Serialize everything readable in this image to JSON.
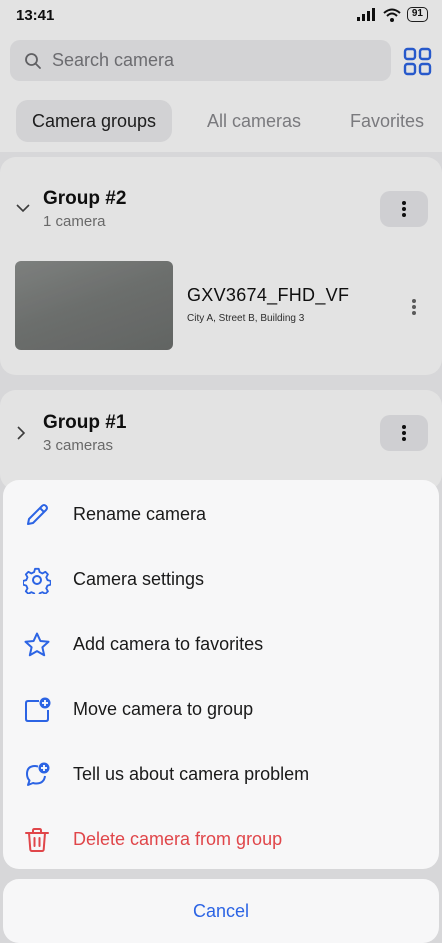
{
  "status_bar": {
    "time": "13:41",
    "battery": "91"
  },
  "search": {
    "placeholder": "Search camera"
  },
  "tabs": [
    {
      "label": "Camera groups",
      "active": true
    },
    {
      "label": "All cameras",
      "active": false
    },
    {
      "label": "Favorites",
      "active": false
    }
  ],
  "groups": [
    {
      "title": "Group #2",
      "subtitle": "1 camera",
      "expanded": true,
      "cameras": [
        {
          "name": "GXV3674_FHD_VF",
          "address": "City A, Street B, Building 3"
        }
      ]
    },
    {
      "title": "Group #1",
      "subtitle": "3 cameras",
      "expanded": false
    }
  ],
  "action_sheet": {
    "items": [
      {
        "label": "Rename camera",
        "icon": "pencil-icon"
      },
      {
        "label": "Camera settings",
        "icon": "gear-icon"
      },
      {
        "label": "Add camera to favorites",
        "icon": "star-icon"
      },
      {
        "label": "Move camera to group",
        "icon": "folder-plus-icon"
      },
      {
        "label": "Tell us about camera problem",
        "icon": "chat-plus-icon"
      },
      {
        "label": "Delete camera from group",
        "icon": "trash-icon",
        "danger": true
      }
    ],
    "cancel_label": "Cancel"
  },
  "colors": {
    "accent": "#2c64e4",
    "danger": "#e0464a"
  }
}
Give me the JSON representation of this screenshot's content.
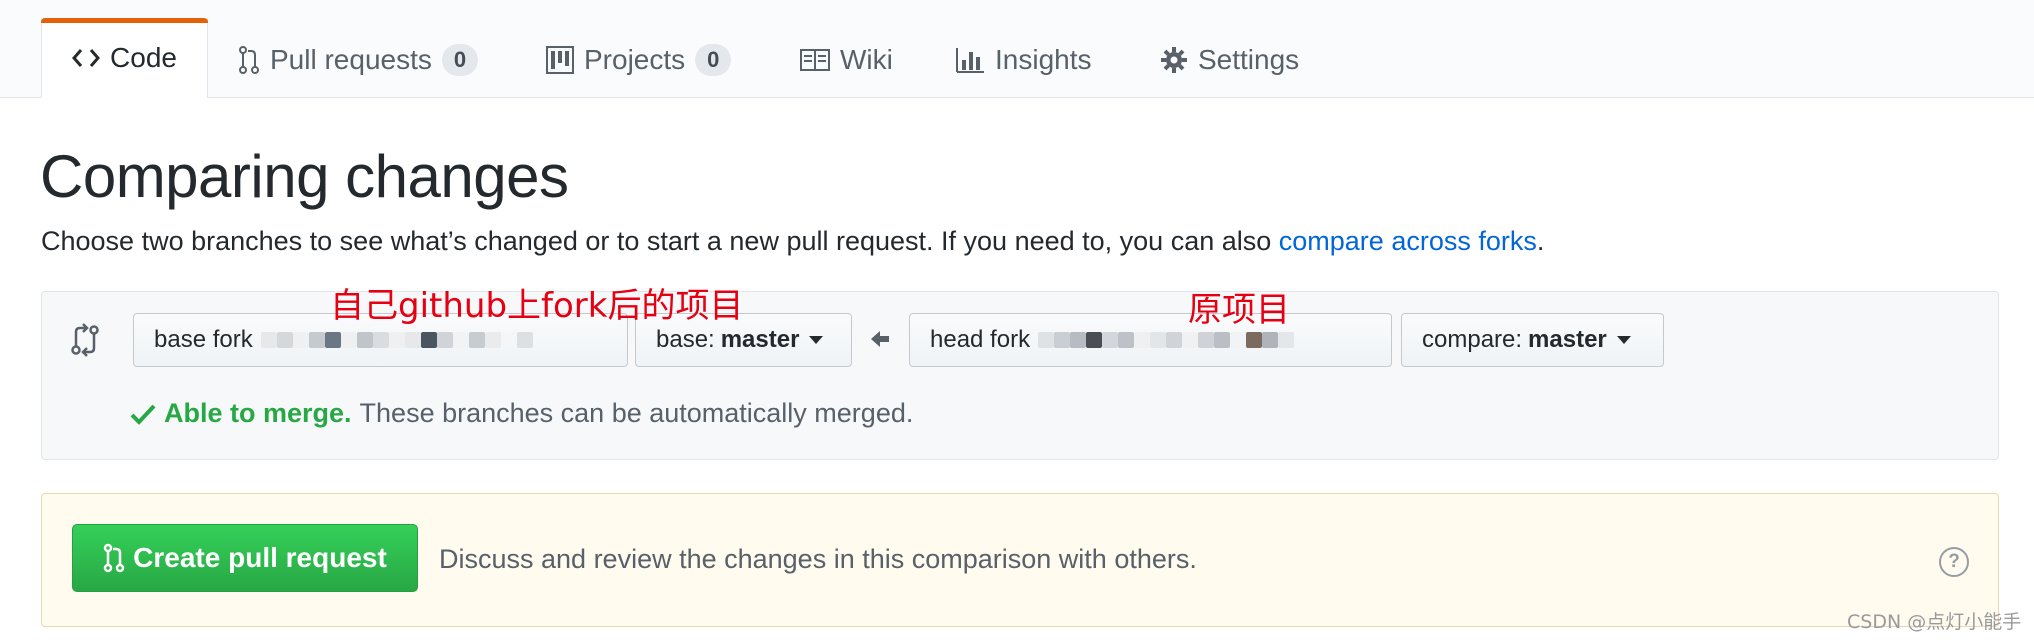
{
  "tabs": {
    "code": "Code",
    "pull_requests": "Pull requests",
    "pull_requests_count": "0",
    "projects": "Projects",
    "projects_count": "0",
    "wiki": "Wiki",
    "insights": "Insights",
    "settings": "Settings"
  },
  "page": {
    "title": "Comparing changes",
    "subtitle": "Choose two branches to see what’s changed or to start a new pull request. If you need to, you can also ",
    "subtitle_link": "compare across forks",
    "subtitle_end": "."
  },
  "compare": {
    "base_fork_label": "base fork",
    "base_branch_label": "base:",
    "base_branch_value": "master",
    "head_fork_label": "head fork",
    "compare_branch_label": "compare:",
    "compare_branch_value": "master",
    "merge_status": "Able to merge.",
    "merge_detail": "These branches can be automatically merged."
  },
  "annotations": {
    "base_note": "自己github上fork后的项目",
    "head_note": "原项目"
  },
  "create": {
    "button_label": "Create pull request",
    "description": "Discuss and review the changes in this comparison with others.",
    "help_glyph": "?"
  },
  "watermark": "CSDN @点灯小能手",
  "colors": {
    "accent_tab": "#e36209",
    "link": "#0366d6",
    "success": "#28a745",
    "annotation": "#e60012"
  }
}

_WHAT YOU WILL DO_
Restate each entry word for word, please, but drop any images it holds.

_SOLUTION TO THE PROBLEM_
Serialize everything readable in this image to JSON.
{
  "status_bar": {
    "time": "13:41",
    "battery": "91"
  },
  "search": {
    "placeholder": "Search camera"
  },
  "tabs": [
    {
      "label": "Camera groups",
      "active": true
    },
    {
      "label": "All cameras",
      "active": false
    },
    {
      "label": "Favorites",
      "active": false
    }
  ],
  "groups": [
    {
      "title": "Group #2",
      "subtitle": "1 camera",
      "expanded": true,
      "cameras": [
        {
          "name": "GXV3674_FHD_VF",
          "address": "City A, Street B, Building 3"
        }
      ]
    },
    {
      "title": "Group #1",
      "subtitle": "3 cameras",
      "expanded": false
    }
  ],
  "action_sheet": {
    "items": [
      {
        "label": "Rename camera",
        "icon": "pencil-icon"
      },
      {
        "label": "Camera settings",
        "icon": "gear-icon"
      },
      {
        "label": "Add camera to favorites",
        "icon": "star-icon"
      },
      {
        "label": "Move camera to group",
        "icon": "folder-plus-icon"
      },
      {
        "label": "Tell us about camera problem",
        "icon": "chat-plus-icon"
      },
      {
        "label": "Delete camera from group",
        "icon": "trash-icon",
        "danger": true
      }
    ],
    "cancel_label": "Cancel"
  },
  "colors": {
    "accent": "#2c64e4",
    "danger": "#e0464a"
  }
}
Give me the JSON representation of this screenshot's content.
{
  "tabs": {
    "code": "Code",
    "pull_requests": "Pull requests",
    "pull_requests_count": "0",
    "projects": "Projects",
    "projects_count": "0",
    "wiki": "Wiki",
    "insights": "Insights",
    "settings": "Settings"
  },
  "page": {
    "title": "Comparing changes",
    "subtitle": "Choose two branches to see what’s changed or to start a new pull request. If you need to, you can also ",
    "subtitle_link": "compare across forks",
    "subtitle_end": "."
  },
  "compare": {
    "base_fork_label": "base fork",
    "base_branch_label": "base:",
    "base_branch_value": "master",
    "head_fork_label": "head fork",
    "compare_branch_label": "compare:",
    "compare_branch_value": "master",
    "merge_status": "Able to merge.",
    "merge_detail": "These branches can be automatically merged."
  },
  "annotations": {
    "base_note": "自己github上fork后的项目",
    "head_note": "原项目"
  },
  "create": {
    "button_label": "Create pull request",
    "description": "Discuss and review the changes in this comparison with others.",
    "help_glyph": "?"
  },
  "watermark": "CSDN @点灯小能手",
  "colors": {
    "accent_tab": "#e36209",
    "link": "#0366d6",
    "success": "#28a745",
    "annotation": "#e60012"
  }
}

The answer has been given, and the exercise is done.